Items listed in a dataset
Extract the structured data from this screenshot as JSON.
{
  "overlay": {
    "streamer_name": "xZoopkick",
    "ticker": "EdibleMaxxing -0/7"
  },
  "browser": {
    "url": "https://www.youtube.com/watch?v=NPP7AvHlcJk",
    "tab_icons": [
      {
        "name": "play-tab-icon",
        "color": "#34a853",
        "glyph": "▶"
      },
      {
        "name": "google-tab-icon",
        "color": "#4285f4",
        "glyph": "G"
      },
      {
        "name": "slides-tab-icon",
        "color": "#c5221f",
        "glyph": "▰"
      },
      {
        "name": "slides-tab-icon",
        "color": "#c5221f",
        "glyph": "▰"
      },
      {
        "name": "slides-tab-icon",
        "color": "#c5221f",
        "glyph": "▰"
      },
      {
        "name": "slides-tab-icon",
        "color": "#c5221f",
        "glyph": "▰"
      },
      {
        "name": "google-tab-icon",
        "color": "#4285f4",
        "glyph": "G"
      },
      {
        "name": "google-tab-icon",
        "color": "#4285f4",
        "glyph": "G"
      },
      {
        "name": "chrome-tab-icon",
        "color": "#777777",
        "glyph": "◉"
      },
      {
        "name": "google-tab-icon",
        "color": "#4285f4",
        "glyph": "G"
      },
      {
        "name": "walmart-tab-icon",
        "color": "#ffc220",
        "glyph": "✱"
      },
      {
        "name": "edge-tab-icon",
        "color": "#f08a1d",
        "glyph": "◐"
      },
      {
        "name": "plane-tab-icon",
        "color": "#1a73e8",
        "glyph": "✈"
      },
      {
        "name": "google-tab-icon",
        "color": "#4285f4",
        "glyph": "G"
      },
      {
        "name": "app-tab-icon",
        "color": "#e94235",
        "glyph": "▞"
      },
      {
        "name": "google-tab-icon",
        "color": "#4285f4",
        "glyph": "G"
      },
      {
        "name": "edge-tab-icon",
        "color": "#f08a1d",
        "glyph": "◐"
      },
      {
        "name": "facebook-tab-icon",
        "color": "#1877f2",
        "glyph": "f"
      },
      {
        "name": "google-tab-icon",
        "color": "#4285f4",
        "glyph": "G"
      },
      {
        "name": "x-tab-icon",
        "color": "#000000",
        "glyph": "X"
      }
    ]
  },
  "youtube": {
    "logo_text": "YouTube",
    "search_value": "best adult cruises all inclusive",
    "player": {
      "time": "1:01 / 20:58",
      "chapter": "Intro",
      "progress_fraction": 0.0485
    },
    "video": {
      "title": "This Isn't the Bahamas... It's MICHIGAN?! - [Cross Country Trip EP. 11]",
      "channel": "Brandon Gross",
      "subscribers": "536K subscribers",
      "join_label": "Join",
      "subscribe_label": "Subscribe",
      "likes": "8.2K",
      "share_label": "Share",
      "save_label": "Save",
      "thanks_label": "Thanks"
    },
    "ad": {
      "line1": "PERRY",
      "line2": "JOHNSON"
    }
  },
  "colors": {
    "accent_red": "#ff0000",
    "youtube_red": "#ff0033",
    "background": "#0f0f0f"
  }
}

**Your goal:** Extract the complete set of records unchanged.

**Answer to the exercise:**
Extract the structured data from this screenshot as JSON.
{
  "overlay": {
    "streamer_name": "xZoopkick",
    "ticker": "EdibleMaxxing -0/7"
  },
  "browser": {
    "url": "https://www.youtube.com/watch?v=NPP7AvHlcJk",
    "tab_icons": [
      {
        "name": "play-tab-icon",
        "color": "#34a853",
        "glyph": "▶"
      },
      {
        "name": "google-tab-icon",
        "color": "#4285f4",
        "glyph": "G"
      },
      {
        "name": "slides-tab-icon",
        "color": "#c5221f",
        "glyph": "▰"
      },
      {
        "name": "slides-tab-icon",
        "color": "#c5221f",
        "glyph": "▰"
      },
      {
        "name": "slides-tab-icon",
        "color": "#c5221f",
        "glyph": "▰"
      },
      {
        "name": "slides-tab-icon",
        "color": "#c5221f",
        "glyph": "▰"
      },
      {
        "name": "google-tab-icon",
        "color": "#4285f4",
        "glyph": "G"
      },
      {
        "name": "google-tab-icon",
        "color": "#4285f4",
        "glyph": "G"
      },
      {
        "name": "chrome-tab-icon",
        "color": "#777777",
        "glyph": "◉"
      },
      {
        "name": "google-tab-icon",
        "color": "#4285f4",
        "glyph": "G"
      },
      {
        "name": "walmart-tab-icon",
        "color": "#ffc220",
        "glyph": "✱"
      },
      {
        "name": "edge-tab-icon",
        "color": "#f08a1d",
        "glyph": "◐"
      },
      {
        "name": "plane-tab-icon",
        "color": "#1a73e8",
        "glyph": "✈"
      },
      {
        "name": "google-tab-icon",
        "color": "#4285f4",
        "glyph": "G"
      },
      {
        "name": "app-tab-icon",
        "color": "#e94235",
        "glyph": "▞"
      },
      {
        "name": "google-tab-icon",
        "color": "#4285f4",
        "glyph": "G"
      },
      {
        "name": "edge-tab-icon",
        "color": "#f08a1d",
        "glyph": "◐"
      },
      {
        "name": "facebook-tab-icon",
        "color": "#1877f2",
        "glyph": "f"
      },
      {
        "name": "google-tab-icon",
        "color": "#4285f4",
        "glyph": "G"
      },
      {
        "name": "x-tab-icon",
        "color": "#000000",
        "glyph": "X"
      }
    ]
  },
  "youtube": {
    "logo_text": "YouTube",
    "search_value": "best adult cruises all inclusive",
    "player": {
      "time": "1:01 / 20:58",
      "chapter": "Intro",
      "progress_fraction": 0.0485
    },
    "video": {
      "title": "This Isn't the Bahamas... It's MICHIGAN?! - [Cross Country Trip EP. 11]",
      "channel": "Brandon Gross",
      "subscribers": "536K subscribers",
      "join_label": "Join",
      "subscribe_label": "Subscribe",
      "likes": "8.2K",
      "share_label": "Share",
      "save_label": "Save",
      "thanks_label": "Thanks"
    },
    "ad": {
      "line1": "PERRY",
      "line2": "JOHNSON"
    }
  },
  "colors": {
    "accent_red": "#ff0000",
    "youtube_red": "#ff0033",
    "background": "#0f0f0f"
  }
}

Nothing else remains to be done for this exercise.